STATED EXERCISE:
Identify each line in the records below that contains the word "this", and copy it.
* Begin DATA LINES *
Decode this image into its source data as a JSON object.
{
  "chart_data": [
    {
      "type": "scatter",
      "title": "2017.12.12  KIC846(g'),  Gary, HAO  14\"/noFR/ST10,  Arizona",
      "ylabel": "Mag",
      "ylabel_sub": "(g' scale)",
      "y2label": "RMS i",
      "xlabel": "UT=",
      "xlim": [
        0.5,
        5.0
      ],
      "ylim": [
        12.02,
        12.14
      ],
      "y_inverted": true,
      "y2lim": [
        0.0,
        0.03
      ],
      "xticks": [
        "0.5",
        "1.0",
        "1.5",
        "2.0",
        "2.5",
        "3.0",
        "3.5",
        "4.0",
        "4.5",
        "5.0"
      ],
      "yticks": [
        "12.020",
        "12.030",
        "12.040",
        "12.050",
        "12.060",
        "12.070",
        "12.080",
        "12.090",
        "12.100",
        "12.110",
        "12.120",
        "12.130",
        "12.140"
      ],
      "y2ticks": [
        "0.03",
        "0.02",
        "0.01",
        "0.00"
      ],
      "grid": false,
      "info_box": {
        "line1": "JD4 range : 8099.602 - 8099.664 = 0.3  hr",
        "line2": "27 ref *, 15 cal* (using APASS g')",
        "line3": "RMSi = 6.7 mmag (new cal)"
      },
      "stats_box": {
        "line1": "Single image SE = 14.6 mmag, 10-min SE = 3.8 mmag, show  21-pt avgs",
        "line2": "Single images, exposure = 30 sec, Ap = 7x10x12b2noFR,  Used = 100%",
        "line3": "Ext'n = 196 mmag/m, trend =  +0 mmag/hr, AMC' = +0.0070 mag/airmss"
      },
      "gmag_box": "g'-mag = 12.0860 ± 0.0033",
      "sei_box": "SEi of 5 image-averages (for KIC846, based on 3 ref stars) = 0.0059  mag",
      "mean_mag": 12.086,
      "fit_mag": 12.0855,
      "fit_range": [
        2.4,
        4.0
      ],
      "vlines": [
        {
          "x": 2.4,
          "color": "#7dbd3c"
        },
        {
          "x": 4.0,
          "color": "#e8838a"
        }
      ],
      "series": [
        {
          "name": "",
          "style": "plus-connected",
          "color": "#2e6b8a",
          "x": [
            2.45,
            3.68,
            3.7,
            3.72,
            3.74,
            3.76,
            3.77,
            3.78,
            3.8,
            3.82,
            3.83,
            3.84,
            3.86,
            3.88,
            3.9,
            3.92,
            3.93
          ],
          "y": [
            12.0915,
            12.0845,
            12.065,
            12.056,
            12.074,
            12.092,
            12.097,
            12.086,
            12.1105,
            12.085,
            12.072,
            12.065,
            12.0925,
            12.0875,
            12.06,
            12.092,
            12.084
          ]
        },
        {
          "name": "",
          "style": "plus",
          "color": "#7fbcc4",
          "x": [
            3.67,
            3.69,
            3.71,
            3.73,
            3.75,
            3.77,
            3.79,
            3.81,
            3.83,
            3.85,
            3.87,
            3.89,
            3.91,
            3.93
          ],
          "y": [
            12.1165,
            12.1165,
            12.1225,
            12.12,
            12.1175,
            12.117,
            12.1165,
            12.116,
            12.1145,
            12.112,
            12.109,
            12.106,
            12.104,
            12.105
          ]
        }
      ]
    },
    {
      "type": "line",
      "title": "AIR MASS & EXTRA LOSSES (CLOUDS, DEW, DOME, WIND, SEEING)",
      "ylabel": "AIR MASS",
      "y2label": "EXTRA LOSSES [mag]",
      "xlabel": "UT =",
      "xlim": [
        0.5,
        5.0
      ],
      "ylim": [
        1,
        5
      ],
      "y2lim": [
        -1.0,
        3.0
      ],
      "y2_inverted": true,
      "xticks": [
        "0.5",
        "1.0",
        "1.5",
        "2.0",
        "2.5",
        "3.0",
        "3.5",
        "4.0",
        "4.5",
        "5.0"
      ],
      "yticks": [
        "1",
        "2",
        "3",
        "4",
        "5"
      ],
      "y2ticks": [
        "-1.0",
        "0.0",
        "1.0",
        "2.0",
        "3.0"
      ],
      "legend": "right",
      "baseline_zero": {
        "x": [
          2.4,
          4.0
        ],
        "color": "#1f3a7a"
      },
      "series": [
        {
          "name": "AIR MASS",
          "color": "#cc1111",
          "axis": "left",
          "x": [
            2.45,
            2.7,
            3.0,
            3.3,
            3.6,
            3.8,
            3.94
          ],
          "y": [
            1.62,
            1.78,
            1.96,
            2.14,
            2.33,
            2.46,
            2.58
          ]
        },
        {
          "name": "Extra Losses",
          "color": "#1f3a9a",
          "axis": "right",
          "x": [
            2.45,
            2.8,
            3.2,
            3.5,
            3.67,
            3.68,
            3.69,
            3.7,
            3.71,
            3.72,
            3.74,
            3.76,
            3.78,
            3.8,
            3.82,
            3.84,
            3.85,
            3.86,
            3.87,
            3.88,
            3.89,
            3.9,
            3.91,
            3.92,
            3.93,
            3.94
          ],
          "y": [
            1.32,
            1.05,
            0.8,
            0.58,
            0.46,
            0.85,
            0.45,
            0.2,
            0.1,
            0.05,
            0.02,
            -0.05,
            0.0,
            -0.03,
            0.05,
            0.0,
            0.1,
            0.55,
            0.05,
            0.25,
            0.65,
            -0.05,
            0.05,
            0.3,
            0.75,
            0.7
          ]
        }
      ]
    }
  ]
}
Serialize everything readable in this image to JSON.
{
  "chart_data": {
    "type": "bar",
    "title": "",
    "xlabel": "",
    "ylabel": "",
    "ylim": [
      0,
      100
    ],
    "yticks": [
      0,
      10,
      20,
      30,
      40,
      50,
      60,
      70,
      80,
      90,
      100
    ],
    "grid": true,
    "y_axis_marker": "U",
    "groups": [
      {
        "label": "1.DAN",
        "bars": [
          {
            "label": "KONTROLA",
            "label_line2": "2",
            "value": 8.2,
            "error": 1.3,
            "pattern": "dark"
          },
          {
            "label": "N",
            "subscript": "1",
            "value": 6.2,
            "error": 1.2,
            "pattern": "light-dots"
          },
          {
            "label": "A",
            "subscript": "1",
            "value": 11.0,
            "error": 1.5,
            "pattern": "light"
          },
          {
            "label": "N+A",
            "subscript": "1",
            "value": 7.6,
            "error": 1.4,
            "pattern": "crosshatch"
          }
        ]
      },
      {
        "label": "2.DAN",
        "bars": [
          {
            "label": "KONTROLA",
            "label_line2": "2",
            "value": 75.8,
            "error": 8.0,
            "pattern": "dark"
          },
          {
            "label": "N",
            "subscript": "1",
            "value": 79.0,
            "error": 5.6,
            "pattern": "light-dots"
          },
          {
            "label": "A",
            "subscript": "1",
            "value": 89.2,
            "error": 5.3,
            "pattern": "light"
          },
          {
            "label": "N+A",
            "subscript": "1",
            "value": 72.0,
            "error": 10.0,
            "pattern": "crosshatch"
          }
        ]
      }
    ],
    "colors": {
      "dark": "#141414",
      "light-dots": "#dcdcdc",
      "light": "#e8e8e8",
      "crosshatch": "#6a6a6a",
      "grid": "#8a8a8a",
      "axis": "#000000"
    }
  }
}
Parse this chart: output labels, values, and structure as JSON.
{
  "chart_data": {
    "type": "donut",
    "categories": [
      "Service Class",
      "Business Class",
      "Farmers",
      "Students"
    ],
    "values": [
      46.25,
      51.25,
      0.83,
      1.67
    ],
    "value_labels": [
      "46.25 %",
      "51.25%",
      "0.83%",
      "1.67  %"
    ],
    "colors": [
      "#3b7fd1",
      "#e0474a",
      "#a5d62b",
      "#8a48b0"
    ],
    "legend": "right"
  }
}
* End DATA LINES *
FULL ANSWER:
Decode this image into its source data as a JSON object.
Serialize everything readable in this image to JSON.
Parse this chart: output labels, values, and structure as JSON.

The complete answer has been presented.